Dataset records

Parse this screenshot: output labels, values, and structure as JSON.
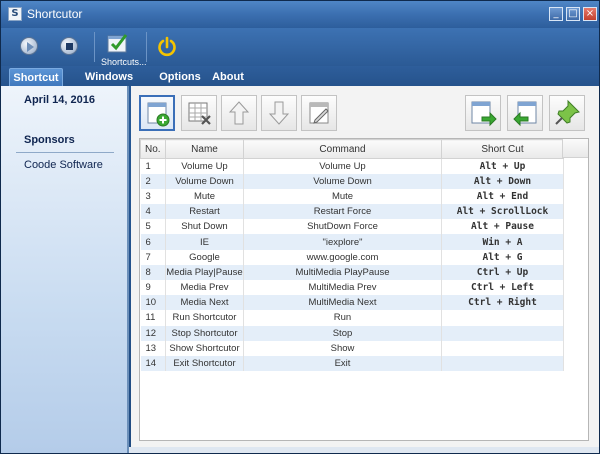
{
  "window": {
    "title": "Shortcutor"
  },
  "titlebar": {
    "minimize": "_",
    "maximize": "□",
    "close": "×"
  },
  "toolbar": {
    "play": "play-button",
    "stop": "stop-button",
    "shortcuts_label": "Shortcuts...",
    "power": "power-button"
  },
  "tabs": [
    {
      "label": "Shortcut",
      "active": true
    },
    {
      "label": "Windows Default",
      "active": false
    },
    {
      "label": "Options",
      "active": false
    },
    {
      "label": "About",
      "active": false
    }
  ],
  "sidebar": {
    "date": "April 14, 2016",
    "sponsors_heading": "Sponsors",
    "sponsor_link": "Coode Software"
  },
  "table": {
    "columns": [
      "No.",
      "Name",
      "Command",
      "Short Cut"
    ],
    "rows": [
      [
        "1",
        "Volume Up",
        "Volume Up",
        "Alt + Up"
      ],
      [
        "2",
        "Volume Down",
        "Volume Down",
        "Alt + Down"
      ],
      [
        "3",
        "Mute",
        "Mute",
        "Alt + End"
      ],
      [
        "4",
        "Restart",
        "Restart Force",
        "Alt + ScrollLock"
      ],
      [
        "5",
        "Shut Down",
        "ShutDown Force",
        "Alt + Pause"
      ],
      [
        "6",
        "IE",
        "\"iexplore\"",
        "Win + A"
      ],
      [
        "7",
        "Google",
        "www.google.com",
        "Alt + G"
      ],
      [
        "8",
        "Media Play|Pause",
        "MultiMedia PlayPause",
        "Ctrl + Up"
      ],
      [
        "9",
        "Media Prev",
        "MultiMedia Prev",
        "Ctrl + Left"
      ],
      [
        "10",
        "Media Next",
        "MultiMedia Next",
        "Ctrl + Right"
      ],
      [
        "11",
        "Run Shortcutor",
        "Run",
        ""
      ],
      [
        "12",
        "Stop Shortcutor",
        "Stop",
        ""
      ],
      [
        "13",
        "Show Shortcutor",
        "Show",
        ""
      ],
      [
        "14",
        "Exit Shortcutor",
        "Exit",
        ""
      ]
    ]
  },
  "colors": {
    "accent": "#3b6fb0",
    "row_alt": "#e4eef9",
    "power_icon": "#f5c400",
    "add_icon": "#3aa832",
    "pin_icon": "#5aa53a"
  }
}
* * *
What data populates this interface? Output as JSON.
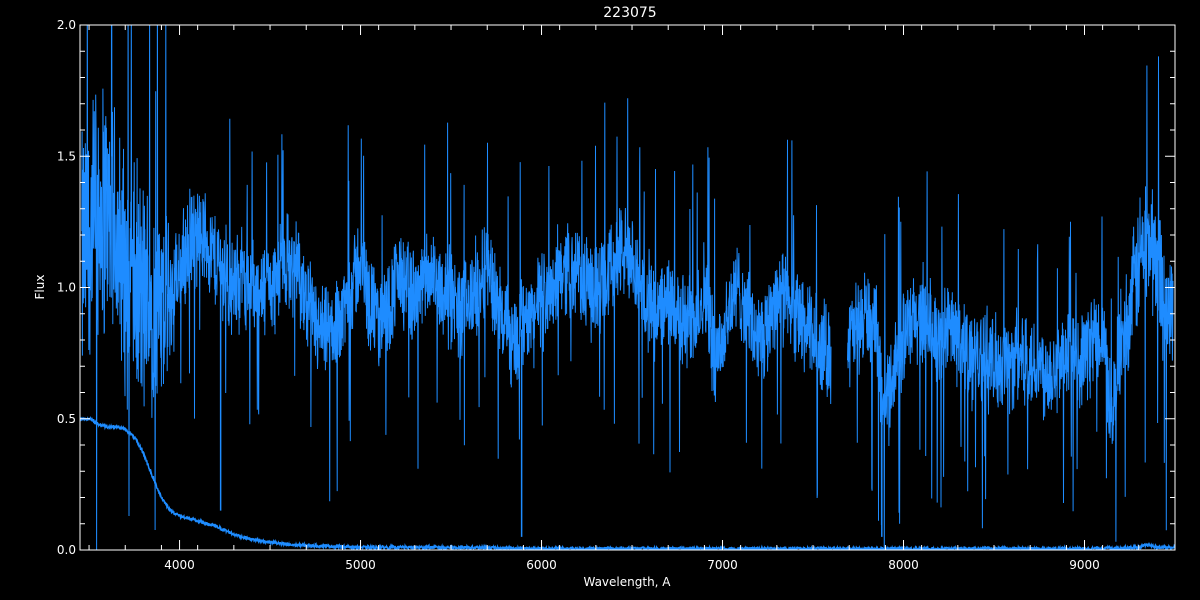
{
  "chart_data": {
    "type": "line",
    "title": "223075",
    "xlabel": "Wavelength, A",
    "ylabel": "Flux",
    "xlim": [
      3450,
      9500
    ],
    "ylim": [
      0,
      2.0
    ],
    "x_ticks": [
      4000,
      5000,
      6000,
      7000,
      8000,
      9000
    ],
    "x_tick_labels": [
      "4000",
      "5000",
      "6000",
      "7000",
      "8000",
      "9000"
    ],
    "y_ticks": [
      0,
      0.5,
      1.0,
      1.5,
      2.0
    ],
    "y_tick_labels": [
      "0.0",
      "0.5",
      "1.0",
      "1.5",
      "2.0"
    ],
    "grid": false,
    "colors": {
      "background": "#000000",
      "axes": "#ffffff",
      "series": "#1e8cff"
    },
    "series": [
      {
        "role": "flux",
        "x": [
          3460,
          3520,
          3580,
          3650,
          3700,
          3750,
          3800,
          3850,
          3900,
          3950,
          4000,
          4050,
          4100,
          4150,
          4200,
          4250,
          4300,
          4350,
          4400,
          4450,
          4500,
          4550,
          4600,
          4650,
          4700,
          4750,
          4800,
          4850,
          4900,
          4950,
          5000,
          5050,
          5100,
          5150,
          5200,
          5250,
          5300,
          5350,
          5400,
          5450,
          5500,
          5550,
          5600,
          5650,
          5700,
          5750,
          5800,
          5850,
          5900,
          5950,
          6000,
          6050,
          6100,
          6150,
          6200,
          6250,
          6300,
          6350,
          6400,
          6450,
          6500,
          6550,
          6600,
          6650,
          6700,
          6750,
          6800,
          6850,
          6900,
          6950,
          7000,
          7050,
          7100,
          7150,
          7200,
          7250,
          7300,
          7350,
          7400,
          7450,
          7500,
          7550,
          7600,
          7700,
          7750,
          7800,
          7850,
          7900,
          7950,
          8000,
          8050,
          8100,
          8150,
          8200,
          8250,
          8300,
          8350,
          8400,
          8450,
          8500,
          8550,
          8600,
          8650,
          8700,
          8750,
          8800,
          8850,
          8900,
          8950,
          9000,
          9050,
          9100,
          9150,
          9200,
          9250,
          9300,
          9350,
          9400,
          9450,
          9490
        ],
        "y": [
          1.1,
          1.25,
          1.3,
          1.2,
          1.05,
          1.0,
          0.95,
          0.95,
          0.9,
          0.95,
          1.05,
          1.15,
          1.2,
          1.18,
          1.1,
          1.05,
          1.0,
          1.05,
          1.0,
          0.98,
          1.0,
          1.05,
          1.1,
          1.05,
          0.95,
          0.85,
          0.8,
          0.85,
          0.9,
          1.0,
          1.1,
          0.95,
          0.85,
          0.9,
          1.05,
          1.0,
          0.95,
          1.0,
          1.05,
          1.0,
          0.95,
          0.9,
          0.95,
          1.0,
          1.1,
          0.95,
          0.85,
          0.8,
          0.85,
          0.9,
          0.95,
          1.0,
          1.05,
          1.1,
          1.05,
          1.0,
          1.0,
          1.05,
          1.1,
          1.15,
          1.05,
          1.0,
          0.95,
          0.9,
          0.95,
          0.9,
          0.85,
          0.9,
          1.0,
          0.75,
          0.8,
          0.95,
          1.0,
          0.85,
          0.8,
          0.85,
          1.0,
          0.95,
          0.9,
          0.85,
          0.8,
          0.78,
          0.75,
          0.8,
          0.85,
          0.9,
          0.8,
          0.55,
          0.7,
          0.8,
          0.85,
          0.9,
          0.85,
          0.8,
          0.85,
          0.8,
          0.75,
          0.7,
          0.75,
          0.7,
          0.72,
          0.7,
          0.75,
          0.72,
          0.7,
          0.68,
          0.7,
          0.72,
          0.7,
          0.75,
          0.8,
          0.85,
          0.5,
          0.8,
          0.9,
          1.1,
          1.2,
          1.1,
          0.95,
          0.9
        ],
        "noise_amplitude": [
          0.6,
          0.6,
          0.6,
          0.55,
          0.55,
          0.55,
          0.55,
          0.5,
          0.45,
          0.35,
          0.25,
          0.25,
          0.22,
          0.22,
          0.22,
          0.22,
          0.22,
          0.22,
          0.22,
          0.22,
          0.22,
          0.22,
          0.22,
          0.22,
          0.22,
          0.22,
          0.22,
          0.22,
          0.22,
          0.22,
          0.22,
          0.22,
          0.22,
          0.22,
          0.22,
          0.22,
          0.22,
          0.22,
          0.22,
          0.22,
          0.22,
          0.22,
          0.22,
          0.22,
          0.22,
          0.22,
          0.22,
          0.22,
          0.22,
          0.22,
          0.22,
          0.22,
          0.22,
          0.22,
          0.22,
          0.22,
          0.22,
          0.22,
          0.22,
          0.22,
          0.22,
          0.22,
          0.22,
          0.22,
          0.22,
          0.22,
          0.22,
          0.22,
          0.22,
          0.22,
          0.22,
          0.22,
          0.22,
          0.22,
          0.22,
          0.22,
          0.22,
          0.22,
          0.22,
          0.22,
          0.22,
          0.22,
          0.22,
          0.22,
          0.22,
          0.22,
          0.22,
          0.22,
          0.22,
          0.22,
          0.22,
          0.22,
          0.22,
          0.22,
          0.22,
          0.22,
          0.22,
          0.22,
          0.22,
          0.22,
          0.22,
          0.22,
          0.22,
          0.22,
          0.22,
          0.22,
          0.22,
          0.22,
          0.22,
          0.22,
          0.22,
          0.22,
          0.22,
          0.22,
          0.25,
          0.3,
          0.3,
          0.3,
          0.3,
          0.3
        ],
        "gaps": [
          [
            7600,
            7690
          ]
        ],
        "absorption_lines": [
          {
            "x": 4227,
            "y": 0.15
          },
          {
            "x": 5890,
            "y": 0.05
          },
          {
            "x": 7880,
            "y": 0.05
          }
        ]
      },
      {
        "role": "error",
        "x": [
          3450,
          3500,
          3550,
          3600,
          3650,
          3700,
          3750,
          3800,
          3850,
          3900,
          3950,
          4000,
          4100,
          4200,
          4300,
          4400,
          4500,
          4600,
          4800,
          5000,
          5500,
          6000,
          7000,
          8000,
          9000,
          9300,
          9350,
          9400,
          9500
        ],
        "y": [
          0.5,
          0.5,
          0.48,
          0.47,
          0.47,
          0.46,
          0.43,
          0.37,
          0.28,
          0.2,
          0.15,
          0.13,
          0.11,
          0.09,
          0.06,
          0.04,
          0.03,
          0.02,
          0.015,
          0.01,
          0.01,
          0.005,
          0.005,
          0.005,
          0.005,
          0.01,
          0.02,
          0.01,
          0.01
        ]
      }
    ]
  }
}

**WHAT YOU WILL DO:**
Give only the number of lines in the data that hold the word "this".

**EXERCISE SOLUTION:**
2